What is expected:
Could you write out every entry exactly as it stands?

Input rows:
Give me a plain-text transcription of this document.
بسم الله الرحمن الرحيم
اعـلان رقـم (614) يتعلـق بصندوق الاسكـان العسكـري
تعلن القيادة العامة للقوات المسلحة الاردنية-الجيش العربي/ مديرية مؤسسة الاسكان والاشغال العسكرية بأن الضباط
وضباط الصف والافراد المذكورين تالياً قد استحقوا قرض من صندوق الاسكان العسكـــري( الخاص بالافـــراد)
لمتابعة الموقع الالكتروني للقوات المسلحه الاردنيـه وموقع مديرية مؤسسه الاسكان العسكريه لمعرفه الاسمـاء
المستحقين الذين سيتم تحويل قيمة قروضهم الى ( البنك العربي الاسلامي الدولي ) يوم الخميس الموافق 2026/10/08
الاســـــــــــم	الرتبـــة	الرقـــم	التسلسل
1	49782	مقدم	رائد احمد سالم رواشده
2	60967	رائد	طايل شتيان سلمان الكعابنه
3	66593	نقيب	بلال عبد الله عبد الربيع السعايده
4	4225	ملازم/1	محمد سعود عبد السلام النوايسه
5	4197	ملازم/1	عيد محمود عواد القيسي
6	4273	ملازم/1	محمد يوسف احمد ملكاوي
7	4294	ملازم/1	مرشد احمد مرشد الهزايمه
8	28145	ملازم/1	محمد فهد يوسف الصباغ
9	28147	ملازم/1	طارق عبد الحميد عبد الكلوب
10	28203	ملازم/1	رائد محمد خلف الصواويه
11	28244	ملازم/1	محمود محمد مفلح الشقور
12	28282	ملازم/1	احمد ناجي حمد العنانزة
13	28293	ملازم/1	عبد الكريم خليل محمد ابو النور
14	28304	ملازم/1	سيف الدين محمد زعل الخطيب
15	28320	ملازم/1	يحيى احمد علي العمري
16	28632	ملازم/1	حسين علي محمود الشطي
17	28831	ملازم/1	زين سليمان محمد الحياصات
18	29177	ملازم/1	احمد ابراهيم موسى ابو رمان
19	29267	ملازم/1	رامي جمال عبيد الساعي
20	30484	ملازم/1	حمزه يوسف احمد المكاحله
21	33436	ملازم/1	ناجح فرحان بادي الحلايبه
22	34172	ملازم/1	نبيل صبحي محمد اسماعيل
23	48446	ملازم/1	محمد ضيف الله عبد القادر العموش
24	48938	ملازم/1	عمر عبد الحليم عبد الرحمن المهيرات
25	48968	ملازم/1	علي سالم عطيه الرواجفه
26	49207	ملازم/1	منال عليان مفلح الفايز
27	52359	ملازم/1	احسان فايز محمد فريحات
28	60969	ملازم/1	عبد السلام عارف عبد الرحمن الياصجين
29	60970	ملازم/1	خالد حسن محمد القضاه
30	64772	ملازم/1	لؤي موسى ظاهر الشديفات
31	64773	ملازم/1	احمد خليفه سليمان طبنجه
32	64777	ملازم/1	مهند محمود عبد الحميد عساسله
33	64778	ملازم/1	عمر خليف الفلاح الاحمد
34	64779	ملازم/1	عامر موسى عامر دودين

The response:
Give me a plain-text transcription of this document.
بسم الله الرحمن الرحيم
اعـلان رقـم (614) يتعلـق بصندوق الاسكـان العسكـري
تعلن القيادة العامة للقوات المسلحة الاردنية-الجيش العربي/ مديرية مؤسسة الاسكان والاشغال العسكرية بأن الضباط
وضباط الصف والافراد المذكورين تالياً قد استحقوا قرض من صندوق الاسكان العسكـــري( الخاص بالافـــراد)
لمتابعة الموقع الالكتروني للقوات المسلحه الاردنيـه وموقع مديرية مؤسسه الاسكان العسكريه لمعرفه الاسمـاء
المستحقين الذين سيتم تحويل قيمة قروضهم الى ( البنك العربي الاسلامي الدولي ) يوم الخميس الموافق 2026/10/08
الاســـــــــــم	الرتبـــة	الرقـــم	التسلسل
1	49782	مقدم	رائد احمد سالم رواشده
2	60967	رائد	طايل شتيان سلمان الكعابنه
3	66593	نقيب	بلال عبد الله عبد الربيع السعايده
4	4225	ملازم/1	محمد سعود عبد السلام النوايسه
5	4197	ملازم/1	عيد محمود عواد القيسي
6	4273	ملازم/1	محمد يوسف احمد ملكاوي
7	4294	ملازم/1	مرشد احمد مرشد الهزايمه
8	28145	ملازم/1	محمد فهد يوسف الصباغ
9	28147	ملازم/1	طارق عبد الحميد عبد الكلوب
10	28203	ملازم/1	رائد محمد خلف الصواويه
11	28244	ملازم/1	محمود محمد مفلح الشقور
12	28282	ملازم/1	احمد ناجي حمد العنانزة
13	28293	ملازم/1	عبد الكريم خليل محمد ابو النور
14	28304	ملازم/1	سيف الدين محمد زعل الخطيب
15	28320	ملازم/1	يحيى احمد علي العمري
16	28632	ملازم/1	حسين علي محمود الشطي
17	28831	ملازم/1	زين سليمان محمد الحياصات
18	29177	ملازم/1	احمد ابراهيم موسى ابو رمان
19	29267	ملازم/1	رامي جمال عبيد الساعي
20	30484	ملازم/1	حمزه يوسف احمد المكاحله
21	33436	ملازم/1	ناجح فرحان بادي الحلايبه
22	34172	ملازم/1	نبيل صبحي محمد اسماعيل
23	48446	ملازم/1	محمد ضيف الله عبد القادر العموش
24	48938	ملازم/1	عمر عبد الحليم عبد الرحمن المهيرات
25	48968	ملازم/1	علي سالم عطيه الرواجفه
26	49207	ملازم/1	منال عليان مفلح الفايز
27	52359	ملازم/1	احسان فايز محمد فريحات
28	60969	ملازم/1	عبد السلام عارف عبد الرحمن الياصجين
29	60970	ملازم/1	خالد حسن محمد القضاه
30	64772	ملازم/1	لؤي موسى ظاهر الشديفات
31	64773	ملازم/1	احمد خليفه سليمان طبنجه
32	64777	ملازم/1	مهند محمود عبد الحميد عساسله
33	64778	ملازم/1	عمر خليف الفلاح الاحمد
34	64779	ملازم/1	عامر موسى عامر دودين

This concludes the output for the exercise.